• _EXERCISE DESCRIPTION_
Select every line holding the word "décoration" and copy it.

• _MATERIAL SUPPLIED_

#####

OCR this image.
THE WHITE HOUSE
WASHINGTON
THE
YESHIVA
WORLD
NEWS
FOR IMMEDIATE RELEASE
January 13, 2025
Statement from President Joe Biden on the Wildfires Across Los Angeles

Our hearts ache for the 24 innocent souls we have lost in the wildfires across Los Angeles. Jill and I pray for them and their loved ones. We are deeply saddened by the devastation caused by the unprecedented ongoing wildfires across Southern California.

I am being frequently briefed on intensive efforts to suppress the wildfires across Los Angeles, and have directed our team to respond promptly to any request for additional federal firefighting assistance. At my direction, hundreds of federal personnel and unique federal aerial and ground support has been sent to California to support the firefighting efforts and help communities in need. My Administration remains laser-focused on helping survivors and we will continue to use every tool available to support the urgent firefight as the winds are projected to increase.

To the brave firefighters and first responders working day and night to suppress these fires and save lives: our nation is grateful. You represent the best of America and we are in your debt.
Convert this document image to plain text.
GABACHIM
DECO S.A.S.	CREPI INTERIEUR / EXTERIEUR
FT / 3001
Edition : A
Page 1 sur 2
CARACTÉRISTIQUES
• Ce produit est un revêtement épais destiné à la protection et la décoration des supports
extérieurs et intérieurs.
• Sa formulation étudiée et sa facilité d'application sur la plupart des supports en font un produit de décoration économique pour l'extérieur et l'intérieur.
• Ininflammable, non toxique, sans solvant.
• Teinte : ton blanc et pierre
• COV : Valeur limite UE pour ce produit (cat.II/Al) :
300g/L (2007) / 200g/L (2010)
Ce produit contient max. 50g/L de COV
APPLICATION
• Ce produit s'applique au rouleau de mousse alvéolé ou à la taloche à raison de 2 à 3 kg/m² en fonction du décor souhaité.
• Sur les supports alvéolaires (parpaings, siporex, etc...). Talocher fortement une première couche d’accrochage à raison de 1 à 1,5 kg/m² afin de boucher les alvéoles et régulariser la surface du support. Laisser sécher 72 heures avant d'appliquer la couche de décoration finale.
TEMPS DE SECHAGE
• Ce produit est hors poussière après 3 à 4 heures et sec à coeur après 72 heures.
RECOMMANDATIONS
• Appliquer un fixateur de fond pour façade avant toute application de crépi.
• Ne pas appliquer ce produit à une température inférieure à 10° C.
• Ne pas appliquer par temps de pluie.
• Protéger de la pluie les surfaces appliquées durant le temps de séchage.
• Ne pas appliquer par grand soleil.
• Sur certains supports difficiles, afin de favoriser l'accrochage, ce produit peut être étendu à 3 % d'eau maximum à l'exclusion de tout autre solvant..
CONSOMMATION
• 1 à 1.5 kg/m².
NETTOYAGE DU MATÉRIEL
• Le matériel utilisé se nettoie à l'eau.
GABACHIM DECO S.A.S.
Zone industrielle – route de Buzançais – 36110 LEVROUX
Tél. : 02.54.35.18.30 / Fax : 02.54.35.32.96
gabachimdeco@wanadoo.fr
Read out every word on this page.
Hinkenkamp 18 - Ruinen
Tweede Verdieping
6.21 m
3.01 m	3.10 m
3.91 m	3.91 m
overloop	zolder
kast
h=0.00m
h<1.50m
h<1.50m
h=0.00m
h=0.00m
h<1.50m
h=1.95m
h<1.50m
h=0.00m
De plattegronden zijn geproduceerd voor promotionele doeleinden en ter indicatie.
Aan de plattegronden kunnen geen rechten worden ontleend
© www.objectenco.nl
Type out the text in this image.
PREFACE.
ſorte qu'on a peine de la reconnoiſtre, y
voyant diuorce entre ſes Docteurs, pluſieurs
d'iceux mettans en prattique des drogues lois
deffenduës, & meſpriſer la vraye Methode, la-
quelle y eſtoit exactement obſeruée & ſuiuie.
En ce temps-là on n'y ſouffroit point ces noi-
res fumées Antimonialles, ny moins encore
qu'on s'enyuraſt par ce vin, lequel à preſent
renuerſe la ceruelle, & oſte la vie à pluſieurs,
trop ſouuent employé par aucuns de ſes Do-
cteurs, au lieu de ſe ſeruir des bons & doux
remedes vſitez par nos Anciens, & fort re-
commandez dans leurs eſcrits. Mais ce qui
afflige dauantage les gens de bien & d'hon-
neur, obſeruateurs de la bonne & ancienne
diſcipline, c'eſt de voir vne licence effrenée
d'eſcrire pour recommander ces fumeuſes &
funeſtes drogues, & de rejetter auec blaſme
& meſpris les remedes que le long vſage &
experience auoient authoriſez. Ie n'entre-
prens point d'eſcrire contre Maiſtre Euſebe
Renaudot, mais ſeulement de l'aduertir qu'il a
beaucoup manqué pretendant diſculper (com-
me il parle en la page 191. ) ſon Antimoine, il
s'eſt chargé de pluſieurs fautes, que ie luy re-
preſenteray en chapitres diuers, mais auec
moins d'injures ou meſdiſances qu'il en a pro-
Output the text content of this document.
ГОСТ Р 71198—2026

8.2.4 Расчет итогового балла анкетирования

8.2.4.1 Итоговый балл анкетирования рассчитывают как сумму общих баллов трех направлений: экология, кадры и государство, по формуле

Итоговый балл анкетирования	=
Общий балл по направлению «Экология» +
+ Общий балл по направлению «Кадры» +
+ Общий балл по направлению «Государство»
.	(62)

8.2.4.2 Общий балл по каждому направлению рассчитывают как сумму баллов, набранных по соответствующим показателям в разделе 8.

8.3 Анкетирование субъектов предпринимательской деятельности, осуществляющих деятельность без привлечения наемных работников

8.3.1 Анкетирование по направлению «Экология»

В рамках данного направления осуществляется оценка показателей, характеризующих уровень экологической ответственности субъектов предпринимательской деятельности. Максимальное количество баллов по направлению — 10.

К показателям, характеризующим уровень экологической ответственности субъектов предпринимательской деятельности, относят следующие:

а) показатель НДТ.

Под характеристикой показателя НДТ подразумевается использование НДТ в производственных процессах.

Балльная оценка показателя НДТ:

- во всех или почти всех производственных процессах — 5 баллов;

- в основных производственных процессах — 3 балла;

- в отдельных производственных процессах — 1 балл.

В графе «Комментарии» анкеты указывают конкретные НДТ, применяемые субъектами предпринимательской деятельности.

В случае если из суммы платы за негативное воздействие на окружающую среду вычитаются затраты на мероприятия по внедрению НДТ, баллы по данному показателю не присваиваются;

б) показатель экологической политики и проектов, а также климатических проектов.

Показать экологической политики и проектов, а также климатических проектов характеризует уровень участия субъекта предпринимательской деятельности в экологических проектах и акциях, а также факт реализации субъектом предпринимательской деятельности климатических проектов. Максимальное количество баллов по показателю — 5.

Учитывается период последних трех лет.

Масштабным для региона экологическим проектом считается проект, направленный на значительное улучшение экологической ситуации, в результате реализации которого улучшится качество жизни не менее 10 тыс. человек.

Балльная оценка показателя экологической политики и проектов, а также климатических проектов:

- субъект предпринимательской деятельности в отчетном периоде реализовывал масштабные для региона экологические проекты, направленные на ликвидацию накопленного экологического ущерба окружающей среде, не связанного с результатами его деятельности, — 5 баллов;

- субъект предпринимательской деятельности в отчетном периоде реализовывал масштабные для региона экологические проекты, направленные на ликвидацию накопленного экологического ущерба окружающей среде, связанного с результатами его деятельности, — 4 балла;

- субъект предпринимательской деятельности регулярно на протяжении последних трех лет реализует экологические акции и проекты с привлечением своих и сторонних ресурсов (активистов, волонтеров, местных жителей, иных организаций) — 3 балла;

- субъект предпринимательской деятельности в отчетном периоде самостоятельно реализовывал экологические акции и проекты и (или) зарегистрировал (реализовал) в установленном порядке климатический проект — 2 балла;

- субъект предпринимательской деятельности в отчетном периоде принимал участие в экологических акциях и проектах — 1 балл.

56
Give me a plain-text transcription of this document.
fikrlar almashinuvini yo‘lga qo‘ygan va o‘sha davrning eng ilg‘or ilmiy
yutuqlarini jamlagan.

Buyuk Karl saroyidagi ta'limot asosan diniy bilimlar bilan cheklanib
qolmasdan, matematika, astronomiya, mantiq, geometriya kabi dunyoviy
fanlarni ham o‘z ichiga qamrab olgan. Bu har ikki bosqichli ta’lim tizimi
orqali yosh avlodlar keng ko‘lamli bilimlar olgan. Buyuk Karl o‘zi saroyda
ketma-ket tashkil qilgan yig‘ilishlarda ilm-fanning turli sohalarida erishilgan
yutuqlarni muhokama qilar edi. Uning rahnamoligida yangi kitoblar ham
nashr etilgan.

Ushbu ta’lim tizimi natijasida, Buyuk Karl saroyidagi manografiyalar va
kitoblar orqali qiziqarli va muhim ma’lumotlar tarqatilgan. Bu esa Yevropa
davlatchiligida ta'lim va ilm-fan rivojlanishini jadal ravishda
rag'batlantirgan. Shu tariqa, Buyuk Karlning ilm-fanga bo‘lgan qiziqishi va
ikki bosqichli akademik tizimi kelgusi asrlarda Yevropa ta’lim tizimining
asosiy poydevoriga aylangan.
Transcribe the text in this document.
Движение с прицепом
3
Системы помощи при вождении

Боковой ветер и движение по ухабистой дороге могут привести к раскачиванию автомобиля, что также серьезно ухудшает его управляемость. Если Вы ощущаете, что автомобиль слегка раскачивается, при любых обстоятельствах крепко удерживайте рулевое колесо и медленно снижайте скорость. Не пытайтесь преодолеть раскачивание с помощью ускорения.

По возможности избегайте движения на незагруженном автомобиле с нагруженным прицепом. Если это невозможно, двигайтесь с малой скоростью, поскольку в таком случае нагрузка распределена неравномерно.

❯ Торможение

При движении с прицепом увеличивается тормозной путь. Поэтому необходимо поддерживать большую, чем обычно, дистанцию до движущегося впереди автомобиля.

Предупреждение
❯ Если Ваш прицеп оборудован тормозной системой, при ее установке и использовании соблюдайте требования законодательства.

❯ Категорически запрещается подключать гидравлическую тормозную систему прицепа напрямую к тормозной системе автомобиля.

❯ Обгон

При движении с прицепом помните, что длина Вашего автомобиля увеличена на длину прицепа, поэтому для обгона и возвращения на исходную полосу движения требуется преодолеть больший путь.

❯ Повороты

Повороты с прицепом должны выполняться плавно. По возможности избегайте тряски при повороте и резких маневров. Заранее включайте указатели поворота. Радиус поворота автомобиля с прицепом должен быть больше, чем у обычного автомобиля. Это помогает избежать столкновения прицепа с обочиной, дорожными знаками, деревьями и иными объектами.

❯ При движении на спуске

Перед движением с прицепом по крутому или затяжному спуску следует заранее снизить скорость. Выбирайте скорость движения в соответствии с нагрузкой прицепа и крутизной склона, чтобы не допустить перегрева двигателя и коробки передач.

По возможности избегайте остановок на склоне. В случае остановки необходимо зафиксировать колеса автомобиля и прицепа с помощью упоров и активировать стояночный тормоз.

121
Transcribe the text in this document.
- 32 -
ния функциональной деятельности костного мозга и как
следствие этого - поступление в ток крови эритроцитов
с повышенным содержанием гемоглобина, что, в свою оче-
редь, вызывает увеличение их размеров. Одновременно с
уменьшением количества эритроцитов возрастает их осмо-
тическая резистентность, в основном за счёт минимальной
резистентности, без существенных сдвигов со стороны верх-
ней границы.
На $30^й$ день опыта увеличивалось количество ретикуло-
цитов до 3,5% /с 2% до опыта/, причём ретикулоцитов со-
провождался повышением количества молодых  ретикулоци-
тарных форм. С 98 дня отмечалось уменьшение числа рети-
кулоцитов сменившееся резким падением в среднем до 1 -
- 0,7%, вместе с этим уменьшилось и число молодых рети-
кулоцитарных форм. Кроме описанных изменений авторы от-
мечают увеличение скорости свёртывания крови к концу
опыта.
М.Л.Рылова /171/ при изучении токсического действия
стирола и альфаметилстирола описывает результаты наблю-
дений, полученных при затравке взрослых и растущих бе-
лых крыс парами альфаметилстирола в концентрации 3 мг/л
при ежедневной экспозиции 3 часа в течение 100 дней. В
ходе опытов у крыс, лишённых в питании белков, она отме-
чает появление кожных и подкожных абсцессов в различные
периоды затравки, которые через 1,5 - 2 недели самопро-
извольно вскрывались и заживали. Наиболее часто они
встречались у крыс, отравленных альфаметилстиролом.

#####

• _EXERCISE SOLUTION_
• Ce produit est un revêtement épais destiné à la protection et la décoration des supports
• Sa formulation étudiée et sa facilité d'application sur la plupart des supports en font un produit de décoration économique pour l'extérieur et l'intérieur.
• Sur les supports alvéolaires (parpaings, siporex, etc...). Talocher fortement une première couche d’accrochage à raison de 1 à 1,5 kg/m² afin de boucher les alvéoles et régulariser la surface du support. Laisser sécher 72 heures avant d'appliquer la couche de décoration finale.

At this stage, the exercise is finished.